Copy each line exactly. Leave nothing out.

STORED ROWS –
------

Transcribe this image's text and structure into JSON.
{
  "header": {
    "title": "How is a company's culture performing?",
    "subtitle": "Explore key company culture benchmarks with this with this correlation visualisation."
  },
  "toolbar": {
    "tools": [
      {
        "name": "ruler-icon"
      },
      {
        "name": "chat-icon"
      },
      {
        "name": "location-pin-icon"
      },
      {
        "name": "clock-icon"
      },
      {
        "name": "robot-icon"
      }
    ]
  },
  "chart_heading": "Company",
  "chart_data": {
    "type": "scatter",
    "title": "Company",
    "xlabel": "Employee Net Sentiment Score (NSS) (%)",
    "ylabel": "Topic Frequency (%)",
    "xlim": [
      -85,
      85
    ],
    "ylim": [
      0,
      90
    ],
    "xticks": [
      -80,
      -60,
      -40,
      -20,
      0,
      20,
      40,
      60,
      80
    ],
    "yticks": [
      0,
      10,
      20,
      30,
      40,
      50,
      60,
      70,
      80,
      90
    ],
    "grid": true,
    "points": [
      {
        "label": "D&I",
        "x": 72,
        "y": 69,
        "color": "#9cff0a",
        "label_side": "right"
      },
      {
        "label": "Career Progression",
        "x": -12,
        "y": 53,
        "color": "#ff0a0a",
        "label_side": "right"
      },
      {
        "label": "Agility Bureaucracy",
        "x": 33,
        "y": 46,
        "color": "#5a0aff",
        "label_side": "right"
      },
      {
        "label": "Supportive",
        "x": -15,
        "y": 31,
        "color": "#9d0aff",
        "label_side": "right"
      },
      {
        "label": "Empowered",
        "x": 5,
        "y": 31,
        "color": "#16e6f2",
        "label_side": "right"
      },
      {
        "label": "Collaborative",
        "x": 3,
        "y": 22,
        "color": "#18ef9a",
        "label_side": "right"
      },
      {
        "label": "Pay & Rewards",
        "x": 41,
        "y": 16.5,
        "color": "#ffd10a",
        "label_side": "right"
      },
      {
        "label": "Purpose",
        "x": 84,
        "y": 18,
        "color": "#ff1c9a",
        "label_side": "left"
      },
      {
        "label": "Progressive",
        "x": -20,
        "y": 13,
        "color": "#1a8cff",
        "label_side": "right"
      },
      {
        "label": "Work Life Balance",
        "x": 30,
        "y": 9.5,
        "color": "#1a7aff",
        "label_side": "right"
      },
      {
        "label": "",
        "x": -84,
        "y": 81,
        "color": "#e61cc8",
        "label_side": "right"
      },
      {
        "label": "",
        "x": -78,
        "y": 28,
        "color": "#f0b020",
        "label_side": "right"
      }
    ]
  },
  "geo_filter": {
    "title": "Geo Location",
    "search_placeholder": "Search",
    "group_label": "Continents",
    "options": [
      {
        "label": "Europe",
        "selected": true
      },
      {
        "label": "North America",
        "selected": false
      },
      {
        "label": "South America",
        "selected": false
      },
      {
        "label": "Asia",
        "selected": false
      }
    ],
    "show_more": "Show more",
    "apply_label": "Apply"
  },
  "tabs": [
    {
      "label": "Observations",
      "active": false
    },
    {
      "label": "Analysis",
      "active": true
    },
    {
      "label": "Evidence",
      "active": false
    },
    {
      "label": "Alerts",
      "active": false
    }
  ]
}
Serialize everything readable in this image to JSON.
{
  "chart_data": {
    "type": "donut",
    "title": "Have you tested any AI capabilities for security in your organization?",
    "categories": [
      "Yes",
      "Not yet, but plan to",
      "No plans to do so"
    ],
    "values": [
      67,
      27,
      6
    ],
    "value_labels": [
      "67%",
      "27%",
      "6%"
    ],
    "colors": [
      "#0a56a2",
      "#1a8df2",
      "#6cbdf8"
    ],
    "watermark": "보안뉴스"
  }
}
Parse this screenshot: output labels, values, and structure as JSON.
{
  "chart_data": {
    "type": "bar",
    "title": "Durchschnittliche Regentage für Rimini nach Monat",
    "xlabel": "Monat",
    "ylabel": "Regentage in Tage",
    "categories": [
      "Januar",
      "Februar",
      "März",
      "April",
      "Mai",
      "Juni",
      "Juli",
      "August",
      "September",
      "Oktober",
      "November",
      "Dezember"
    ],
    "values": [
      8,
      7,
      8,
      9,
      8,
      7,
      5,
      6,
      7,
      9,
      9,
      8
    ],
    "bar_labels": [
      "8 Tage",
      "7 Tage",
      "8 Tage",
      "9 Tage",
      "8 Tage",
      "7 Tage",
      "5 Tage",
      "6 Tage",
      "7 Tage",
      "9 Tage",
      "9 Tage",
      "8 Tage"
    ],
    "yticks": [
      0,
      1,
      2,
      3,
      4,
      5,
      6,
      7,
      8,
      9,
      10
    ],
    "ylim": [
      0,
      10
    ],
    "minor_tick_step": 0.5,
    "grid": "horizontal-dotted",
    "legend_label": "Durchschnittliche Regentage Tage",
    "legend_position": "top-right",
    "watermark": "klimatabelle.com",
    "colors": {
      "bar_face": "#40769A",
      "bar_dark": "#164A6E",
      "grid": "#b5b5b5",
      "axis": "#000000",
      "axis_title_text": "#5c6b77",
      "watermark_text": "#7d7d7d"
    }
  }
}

------

CORRECT OUTPUT –
Transcribe this image's text and structure into JSON.
{
  "header": {
    "title": "How is a company's culture performing?",
    "subtitle": "Explore key company culture benchmarks with this with this correlation visualisation."
  },
  "toolbar": {
    "tools": [
      {
        "name": "ruler-icon"
      },
      {
        "name": "chat-icon"
      },
      {
        "name": "location-pin-icon"
      },
      {
        "name": "clock-icon"
      },
      {
        "name": "robot-icon"
      }
    ]
  },
  "chart_heading": "Company",
  "chart_data": {
    "type": "scatter",
    "title": "Company",
    "xlabel": "Employee Net Sentiment Score (NSS) (%)",
    "ylabel": "Topic Frequency (%)",
    "xlim": [
      -85,
      85
    ],
    "ylim": [
      0,
      90
    ],
    "xticks": [
      -80,
      -60,
      -40,
      -20,
      0,
      20,
      40,
      60,
      80
    ],
    "yticks": [
      0,
      10,
      20,
      30,
      40,
      50,
      60,
      70,
      80,
      90
    ],
    "grid": true,
    "points": [
      {
        "label": "D&I",
        "x": 72,
        "y": 69,
        "color": "#9cff0a",
        "label_side": "right"
      },
      {
        "label": "Career Progression",
        "x": -12,
        "y": 53,
        "color": "#ff0a0a",
        "label_side": "right"
      },
      {
        "label": "Agility Bureaucracy",
        "x": 33,
        "y": 46,
        "color": "#5a0aff",
        "label_side": "right"
      },
      {
        "label": "Supportive",
        "x": -15,
        "y": 31,
        "color": "#9d0aff",
        "label_side": "right"
      },
      {
        "label": "Empowered",
        "x": 5,
        "y": 31,
        "color": "#16e6f2",
        "label_side": "right"
      },
      {
        "label": "Collaborative",
        "x": 3,
        "y": 22,
        "color": "#18ef9a",
        "label_side": "right"
      },
      {
        "label": "Pay & Rewards",
        "x": 41,
        "y": 16.5,
        "color": "#ffd10a",
        "label_side": "right"
      },
      {
        "label": "Purpose",
        "x": 84,
        "y": 18,
        "color": "#ff1c9a",
        "label_side": "left"
      },
      {
        "label": "Progressive",
        "x": -20,
        "y": 13,
        "color": "#1a8cff",
        "label_side": "right"
      },
      {
        "label": "Work Life Balance",
        "x": 30,
        "y": 9.5,
        "color": "#1a7aff",
        "label_side": "right"
      },
      {
        "label": "",
        "x": -84,
        "y": 81,
        "color": "#e61cc8",
        "label_side": "right"
      },
      {
        "label": "",
        "x": -78,
        "y": 28,
        "color": "#f0b020",
        "label_side": "right"
      }
    ]
  },
  "geo_filter": {
    "title": "Geo Location",
    "search_placeholder": "Search",
    "group_label": "Continents",
    "options": [
      {
        "label": "Europe",
        "selected": true
      },
      {
        "label": "North America",
        "selected": false
      },
      {
        "label": "South America",
        "selected": false
      },
      {
        "label": "Asia",
        "selected": false
      }
    ],
    "show_more": "Show more",
    "apply_label": "Apply"
  },
  "tabs": [
    {
      "label": "Observations",
      "active": false
    },
    {
      "label": "Analysis",
      "active": true
    },
    {
      "label": "Evidence",
      "active": false
    },
    {
      "label": "Alerts",
      "active": false
    }
  ]
}
Serialize everything readable in this image to JSON.
{
  "chart_data": {
    "type": "donut",
    "title": "Have you tested any AI capabilities for security in your organization?",
    "categories": [
      "Yes",
      "Not yet, but plan to",
      "No plans to do so"
    ],
    "values": [
      67,
      27,
      6
    ],
    "value_labels": [
      "67%",
      "27%",
      "6%"
    ],
    "colors": [
      "#0a56a2",
      "#1a8df2",
      "#6cbdf8"
    ],
    "watermark": "보안뉴스"
  }
}
Parse this screenshot: output labels, values, and structure as JSON.
{
  "chart_data": {
    "type": "bar",
    "title": "Durchschnittliche Regentage für Rimini nach Monat",
    "xlabel": "Monat",
    "ylabel": "Regentage in Tage",
    "categories": [
      "Januar",
      "Februar",
      "März",
      "April",
      "Mai",
      "Juni",
      "Juli",
      "August",
      "September",
      "Oktober",
      "November",
      "Dezember"
    ],
    "values": [
      8,
      7,
      8,
      9,
      8,
      7,
      5,
      6,
      7,
      9,
      9,
      8
    ],
    "bar_labels": [
      "8 Tage",
      "7 Tage",
      "8 Tage",
      "9 Tage",
      "8 Tage",
      "7 Tage",
      "5 Tage",
      "6 Tage",
      "7 Tage",
      "9 Tage",
      "9 Tage",
      "8 Tage"
    ],
    "yticks": [
      0,
      1,
      2,
      3,
      4,
      5,
      6,
      7,
      8,
      9,
      10
    ],
    "ylim": [
      0,
      10
    ],
    "minor_tick_step": 0.5,
    "grid": "horizontal-dotted",
    "legend_label": "Durchschnittliche Regentage Tage",
    "legend_position": "top-right",
    "watermark": "klimatabelle.com",
    "colors": {
      "bar_face": "#40769A",
      "bar_dark": "#164A6E",
      "grid": "#b5b5b5",
      "axis": "#000000",
      "axis_title_text": "#5c6b77",
      "watermark_text": "#7d7d7d"
    }
  }
}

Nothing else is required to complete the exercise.